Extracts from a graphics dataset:
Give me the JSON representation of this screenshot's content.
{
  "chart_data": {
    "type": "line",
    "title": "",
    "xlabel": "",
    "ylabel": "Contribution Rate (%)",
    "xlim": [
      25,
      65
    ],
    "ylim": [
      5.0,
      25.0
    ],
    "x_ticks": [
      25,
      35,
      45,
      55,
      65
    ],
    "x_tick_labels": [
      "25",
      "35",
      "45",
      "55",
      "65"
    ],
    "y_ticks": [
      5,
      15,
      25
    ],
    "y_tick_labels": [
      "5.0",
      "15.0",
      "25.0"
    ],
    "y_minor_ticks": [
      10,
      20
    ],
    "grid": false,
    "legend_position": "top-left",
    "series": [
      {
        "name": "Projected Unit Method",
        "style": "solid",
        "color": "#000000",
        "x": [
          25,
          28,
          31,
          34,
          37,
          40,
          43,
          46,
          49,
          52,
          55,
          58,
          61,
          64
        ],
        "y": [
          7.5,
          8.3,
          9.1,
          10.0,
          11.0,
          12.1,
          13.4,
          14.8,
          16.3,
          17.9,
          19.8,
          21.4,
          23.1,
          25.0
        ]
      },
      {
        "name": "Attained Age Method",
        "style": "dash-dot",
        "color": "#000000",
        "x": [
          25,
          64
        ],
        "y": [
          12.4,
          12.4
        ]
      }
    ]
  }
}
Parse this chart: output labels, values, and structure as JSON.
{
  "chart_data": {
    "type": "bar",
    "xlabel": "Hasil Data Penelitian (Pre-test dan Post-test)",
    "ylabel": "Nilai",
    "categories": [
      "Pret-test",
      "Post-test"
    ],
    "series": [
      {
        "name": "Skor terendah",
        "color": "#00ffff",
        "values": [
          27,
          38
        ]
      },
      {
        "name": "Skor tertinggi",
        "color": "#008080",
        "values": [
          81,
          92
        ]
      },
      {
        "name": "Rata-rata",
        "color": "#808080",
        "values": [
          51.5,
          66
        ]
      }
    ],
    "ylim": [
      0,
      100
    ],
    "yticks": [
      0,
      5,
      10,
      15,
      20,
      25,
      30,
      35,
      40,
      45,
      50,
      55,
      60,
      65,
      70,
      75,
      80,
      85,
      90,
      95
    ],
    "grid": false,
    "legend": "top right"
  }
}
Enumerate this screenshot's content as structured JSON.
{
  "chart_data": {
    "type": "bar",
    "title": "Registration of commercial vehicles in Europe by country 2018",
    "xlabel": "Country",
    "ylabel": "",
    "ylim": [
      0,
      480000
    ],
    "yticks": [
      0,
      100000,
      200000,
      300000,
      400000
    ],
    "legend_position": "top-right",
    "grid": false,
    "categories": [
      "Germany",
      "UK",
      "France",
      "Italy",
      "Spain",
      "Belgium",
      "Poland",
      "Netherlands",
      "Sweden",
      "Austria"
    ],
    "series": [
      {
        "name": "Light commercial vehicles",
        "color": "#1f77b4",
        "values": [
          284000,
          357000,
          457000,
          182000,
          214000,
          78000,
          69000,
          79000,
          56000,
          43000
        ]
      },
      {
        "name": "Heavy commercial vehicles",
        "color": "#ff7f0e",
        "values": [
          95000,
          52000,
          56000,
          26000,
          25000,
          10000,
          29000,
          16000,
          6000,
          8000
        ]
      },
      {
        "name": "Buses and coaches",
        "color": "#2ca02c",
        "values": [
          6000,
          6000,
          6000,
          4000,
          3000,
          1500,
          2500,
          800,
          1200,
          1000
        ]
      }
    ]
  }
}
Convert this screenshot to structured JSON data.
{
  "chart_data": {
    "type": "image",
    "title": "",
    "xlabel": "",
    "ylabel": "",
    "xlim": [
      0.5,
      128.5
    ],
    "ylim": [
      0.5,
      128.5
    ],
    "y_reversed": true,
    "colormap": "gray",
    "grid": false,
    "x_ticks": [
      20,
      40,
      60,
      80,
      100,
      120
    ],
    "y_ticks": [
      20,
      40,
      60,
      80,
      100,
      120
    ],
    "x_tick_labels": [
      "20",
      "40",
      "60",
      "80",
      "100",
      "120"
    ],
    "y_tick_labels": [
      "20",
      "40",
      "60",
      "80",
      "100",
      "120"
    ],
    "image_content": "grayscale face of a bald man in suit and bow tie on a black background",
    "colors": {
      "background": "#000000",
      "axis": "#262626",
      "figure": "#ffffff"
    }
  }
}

#### [STATED GOAL]
Can you reproduce all the material exactly?

#### [EXPECTED ANSWER]
Give me the JSON representation of this screenshot's content.
{
  "chart_data": {
    "type": "line",
    "title": "",
    "xlabel": "",
    "ylabel": "Contribution Rate (%)",
    "xlim": [
      25,
      65
    ],
    "ylim": [
      5.0,
      25.0
    ],
    "x_ticks": [
      25,
      35,
      45,
      55,
      65
    ],
    "x_tick_labels": [
      "25",
      "35",
      "45",
      "55",
      "65"
    ],
    "y_ticks": [
      5,
      15,
      25
    ],
    "y_tick_labels": [
      "5.0",
      "15.0",
      "25.0"
    ],
    "y_minor_ticks": [
      10,
      20
    ],
    "grid": false,
    "legend_position": "top-left",
    "series": [
      {
        "name": "Projected Unit Method",
        "style": "solid",
        "color": "#000000",
        "x": [
          25,
          28,
          31,
          34,
          37,
          40,
          43,
          46,
          49,
          52,
          55,
          58,
          61,
          64
        ],
        "y": [
          7.5,
          8.3,
          9.1,
          10.0,
          11.0,
          12.1,
          13.4,
          14.8,
          16.3,
          17.9,
          19.8,
          21.4,
          23.1,
          25.0
        ]
      },
      {
        "name": "Attained Age Method",
        "style": "dash-dot",
        "color": "#000000",
        "x": [
          25,
          64
        ],
        "y": [
          12.4,
          12.4
        ]
      }
    ]
  }
}
Parse this chart: output labels, values, and structure as JSON.
{
  "chart_data": {
    "type": "bar",
    "xlabel": "Hasil Data Penelitian (Pre-test dan Post-test)",
    "ylabel": "Nilai",
    "categories": [
      "Pret-test",
      "Post-test"
    ],
    "series": [
      {
        "name": "Skor terendah",
        "color": "#00ffff",
        "values": [
          27,
          38
        ]
      },
      {
        "name": "Skor tertinggi",
        "color": "#008080",
        "values": [
          81,
          92
        ]
      },
      {
        "name": "Rata-rata",
        "color": "#808080",
        "values": [
          51.5,
          66
        ]
      }
    ],
    "ylim": [
      0,
      100
    ],
    "yticks": [
      0,
      5,
      10,
      15,
      20,
      25,
      30,
      35,
      40,
      45,
      50,
      55,
      60,
      65,
      70,
      75,
      80,
      85,
      90,
      95
    ],
    "grid": false,
    "legend": "top right"
  }
}
Enumerate this screenshot's content as structured JSON.
{
  "chart_data": {
    "type": "bar",
    "title": "Registration of commercial vehicles in Europe by country 2018",
    "xlabel": "Country",
    "ylabel": "",
    "ylim": [
      0,
      480000
    ],
    "yticks": [
      0,
      100000,
      200000,
      300000,
      400000
    ],
    "legend_position": "top-right",
    "grid": false,
    "categories": [
      "Germany",
      "UK",
      "France",
      "Italy",
      "Spain",
      "Belgium",
      "Poland",
      "Netherlands",
      "Sweden",
      "Austria"
    ],
    "series": [
      {
        "name": "Light commercial vehicles",
        "color": "#1f77b4",
        "values": [
          284000,
          357000,
          457000,
          182000,
          214000,
          78000,
          69000,
          79000,
          56000,
          43000
        ]
      },
      {
        "name": "Heavy commercial vehicles",
        "color": "#ff7f0e",
        "values": [
          95000,
          52000,
          56000,
          26000,
          25000,
          10000,
          29000,
          16000,
          6000,
          8000
        ]
      },
      {
        "name": "Buses and coaches",
        "color": "#2ca02c",
        "values": [
          6000,
          6000,
          6000,
          4000,
          3000,
          1500,
          2500,
          800,
          1200,
          1000
        ]
      }
    ]
  }
}
Convert this screenshot to structured JSON data.
{
  "chart_data": {
    "type": "image",
    "title": "",
    "xlabel": "",
    "ylabel": "",
    "xlim": [
      0.5,
      128.5
    ],
    "ylim": [
      0.5,
      128.5
    ],
    "y_reversed": true,
    "colormap": "gray",
    "grid": false,
    "x_ticks": [
      20,
      40,
      60,
      80,
      100,
      120
    ],
    "y_ticks": [
      20,
      40,
      60,
      80,
      100,
      120
    ],
    "x_tick_labels": [
      "20",
      "40",
      "60",
      "80",
      "100",
      "120"
    ],
    "y_tick_labels": [
      "20",
      "40",
      "60",
      "80",
      "100",
      "120"
    ],
    "image_content": "grayscale face of a bald man in suit and bow tie on a black background",
    "colors": {
      "background": "#000000",
      "axis": "#262626",
      "figure": "#ffffff"
    }
  }
}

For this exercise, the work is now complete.